DATA FOR THIS TASK:

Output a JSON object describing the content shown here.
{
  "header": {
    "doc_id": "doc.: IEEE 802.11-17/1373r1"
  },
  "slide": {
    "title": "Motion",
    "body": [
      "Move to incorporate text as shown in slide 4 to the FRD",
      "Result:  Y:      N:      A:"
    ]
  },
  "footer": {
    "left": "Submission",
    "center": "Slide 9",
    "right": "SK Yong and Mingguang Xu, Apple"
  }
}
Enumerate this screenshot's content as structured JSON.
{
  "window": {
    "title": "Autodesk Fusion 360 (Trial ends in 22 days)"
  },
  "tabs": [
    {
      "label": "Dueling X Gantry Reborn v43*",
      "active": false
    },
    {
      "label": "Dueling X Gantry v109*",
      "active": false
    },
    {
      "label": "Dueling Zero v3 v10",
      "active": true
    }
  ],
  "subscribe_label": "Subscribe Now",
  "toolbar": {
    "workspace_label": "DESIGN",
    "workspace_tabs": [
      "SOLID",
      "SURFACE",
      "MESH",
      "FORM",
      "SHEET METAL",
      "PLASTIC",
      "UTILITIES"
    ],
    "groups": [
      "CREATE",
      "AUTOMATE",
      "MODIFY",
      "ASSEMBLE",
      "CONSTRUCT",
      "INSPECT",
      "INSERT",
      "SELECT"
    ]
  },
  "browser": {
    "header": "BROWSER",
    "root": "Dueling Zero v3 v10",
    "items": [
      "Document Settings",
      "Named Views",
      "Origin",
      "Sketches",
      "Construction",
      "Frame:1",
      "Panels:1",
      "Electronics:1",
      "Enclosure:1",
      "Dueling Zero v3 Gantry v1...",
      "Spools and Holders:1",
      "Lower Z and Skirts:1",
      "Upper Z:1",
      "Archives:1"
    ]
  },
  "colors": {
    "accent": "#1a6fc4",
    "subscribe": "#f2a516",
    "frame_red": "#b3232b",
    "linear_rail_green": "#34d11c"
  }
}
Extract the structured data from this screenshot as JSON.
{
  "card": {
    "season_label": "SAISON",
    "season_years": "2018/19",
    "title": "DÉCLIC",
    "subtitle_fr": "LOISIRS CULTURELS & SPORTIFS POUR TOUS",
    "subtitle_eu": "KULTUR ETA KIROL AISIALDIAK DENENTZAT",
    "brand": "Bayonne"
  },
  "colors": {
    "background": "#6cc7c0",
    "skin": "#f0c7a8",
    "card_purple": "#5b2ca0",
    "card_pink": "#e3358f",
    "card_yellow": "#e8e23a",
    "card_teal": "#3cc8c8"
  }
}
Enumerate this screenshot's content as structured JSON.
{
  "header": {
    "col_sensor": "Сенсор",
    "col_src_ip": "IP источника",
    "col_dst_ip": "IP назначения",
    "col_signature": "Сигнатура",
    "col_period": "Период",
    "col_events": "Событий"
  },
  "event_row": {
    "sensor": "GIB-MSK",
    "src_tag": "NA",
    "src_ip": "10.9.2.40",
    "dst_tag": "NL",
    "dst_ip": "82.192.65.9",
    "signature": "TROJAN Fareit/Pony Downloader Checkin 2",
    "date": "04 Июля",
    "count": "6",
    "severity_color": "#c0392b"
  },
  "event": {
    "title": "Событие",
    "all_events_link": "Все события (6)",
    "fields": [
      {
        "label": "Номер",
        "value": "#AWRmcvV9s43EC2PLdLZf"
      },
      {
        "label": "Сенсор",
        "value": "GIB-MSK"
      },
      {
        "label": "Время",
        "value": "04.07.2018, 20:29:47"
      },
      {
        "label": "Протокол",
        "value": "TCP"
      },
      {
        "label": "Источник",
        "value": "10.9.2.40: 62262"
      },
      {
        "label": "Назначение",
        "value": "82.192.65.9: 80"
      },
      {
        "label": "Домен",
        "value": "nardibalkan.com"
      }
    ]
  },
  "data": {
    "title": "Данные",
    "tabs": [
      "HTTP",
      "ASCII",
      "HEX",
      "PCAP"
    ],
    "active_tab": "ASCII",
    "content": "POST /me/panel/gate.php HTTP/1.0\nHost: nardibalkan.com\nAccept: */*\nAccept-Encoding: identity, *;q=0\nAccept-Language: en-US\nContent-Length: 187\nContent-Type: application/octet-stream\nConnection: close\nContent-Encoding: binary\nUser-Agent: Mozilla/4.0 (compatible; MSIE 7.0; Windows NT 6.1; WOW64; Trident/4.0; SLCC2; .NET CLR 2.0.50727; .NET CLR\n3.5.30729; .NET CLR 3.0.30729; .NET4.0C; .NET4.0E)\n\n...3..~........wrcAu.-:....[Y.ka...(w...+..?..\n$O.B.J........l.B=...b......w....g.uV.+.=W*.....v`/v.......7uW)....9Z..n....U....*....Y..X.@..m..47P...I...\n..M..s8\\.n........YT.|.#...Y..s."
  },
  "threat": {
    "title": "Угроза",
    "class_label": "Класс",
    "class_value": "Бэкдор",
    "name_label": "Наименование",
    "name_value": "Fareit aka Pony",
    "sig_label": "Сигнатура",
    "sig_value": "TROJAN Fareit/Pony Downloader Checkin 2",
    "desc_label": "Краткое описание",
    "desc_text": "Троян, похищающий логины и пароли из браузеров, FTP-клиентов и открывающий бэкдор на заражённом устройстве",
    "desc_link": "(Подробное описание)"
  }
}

WORK TO COMPLETE: Look over the listing. Pull out every line with the string "Сигнатура" in it.

THE RESULT:
    "col_signature": "Сигнатура",
    "sig_label": "Сигнатура",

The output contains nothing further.